#### REQUEST:
Return all of the entries exactly, with nothing added or left out.

#### TASK INPUT:
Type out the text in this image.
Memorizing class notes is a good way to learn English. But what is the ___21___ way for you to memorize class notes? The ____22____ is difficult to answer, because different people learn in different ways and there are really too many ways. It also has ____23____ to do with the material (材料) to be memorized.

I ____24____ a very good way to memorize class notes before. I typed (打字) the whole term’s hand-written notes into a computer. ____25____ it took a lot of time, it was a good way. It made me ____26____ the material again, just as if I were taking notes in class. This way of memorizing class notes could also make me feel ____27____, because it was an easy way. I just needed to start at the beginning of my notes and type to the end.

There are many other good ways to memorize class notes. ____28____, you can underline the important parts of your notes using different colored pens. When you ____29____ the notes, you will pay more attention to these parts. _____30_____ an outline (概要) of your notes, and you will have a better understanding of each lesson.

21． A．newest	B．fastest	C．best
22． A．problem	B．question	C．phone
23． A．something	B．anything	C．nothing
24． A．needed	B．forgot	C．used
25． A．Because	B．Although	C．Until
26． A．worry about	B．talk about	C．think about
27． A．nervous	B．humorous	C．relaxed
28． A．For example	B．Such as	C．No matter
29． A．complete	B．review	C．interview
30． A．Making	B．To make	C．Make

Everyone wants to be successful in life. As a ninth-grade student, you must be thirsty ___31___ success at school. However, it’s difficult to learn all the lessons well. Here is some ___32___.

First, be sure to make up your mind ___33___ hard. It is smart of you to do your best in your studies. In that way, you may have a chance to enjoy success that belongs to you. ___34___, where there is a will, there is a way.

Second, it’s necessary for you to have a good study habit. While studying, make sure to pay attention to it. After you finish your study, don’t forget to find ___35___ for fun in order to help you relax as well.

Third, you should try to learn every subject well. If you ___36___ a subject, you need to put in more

#### EXPECTED ANSWER:
Type out the text in this image.
Memorizing class notes is a good way to learn English. But what is the ___21___ way for you to memorize class notes? The ____22____ is difficult to answer, because different people learn in different ways and there are really too many ways. It also has ____23____ to do with the material (材料) to be memorized.

I ____24____ a very good way to memorize class notes before. I typed (打字) the whole term’s hand-written notes into a computer. ____25____ it took a lot of time, it was a good way. It made me ____26____ the material again, just as if I were taking notes in class. This way of memorizing class notes could also make me feel ____27____, because it was an easy way. I just needed to start at the beginning of my notes and type to the end.

There are many other good ways to memorize class notes. ____28____, you can underline the important parts of your notes using different colored pens. When you ____29____ the notes, you will pay more attention to these parts. _____30_____ an outline (概要) of your notes, and you will have a better understanding of each lesson.

21． A．newest	B．fastest	C．best
22． A．problem	B．question	C．phone
23． A．something	B．anything	C．nothing
24． A．needed	B．forgot	C．used
25． A．Because	B．Although	C．Until
26． A．worry about	B．talk about	C．think about
27． A．nervous	B．humorous	C．relaxed
28． A．For example	B．Such as	C．No matter
29． A．complete	B．review	C．interview
30． A．Making	B．To make	C．Make

Everyone wants to be successful in life. As a ninth-grade student, you must be thirsty ___31___ success at school. However, it’s difficult to learn all the lessons well. Here is some ___32___.

First, be sure to make up your mind ___33___ hard. It is smart of you to do your best in your studies. In that way, you may have a chance to enjoy success that belongs to you. ___34___, where there is a will, there is a way.

Second, it’s necessary for you to have a good study habit. While studying, make sure to pay attention to it. After you finish your study, don’t forget to find ___35___ for fun in order to help you relax as well.

Third, you should try to learn every subject well. If you ___36___ a subject, you need to put in more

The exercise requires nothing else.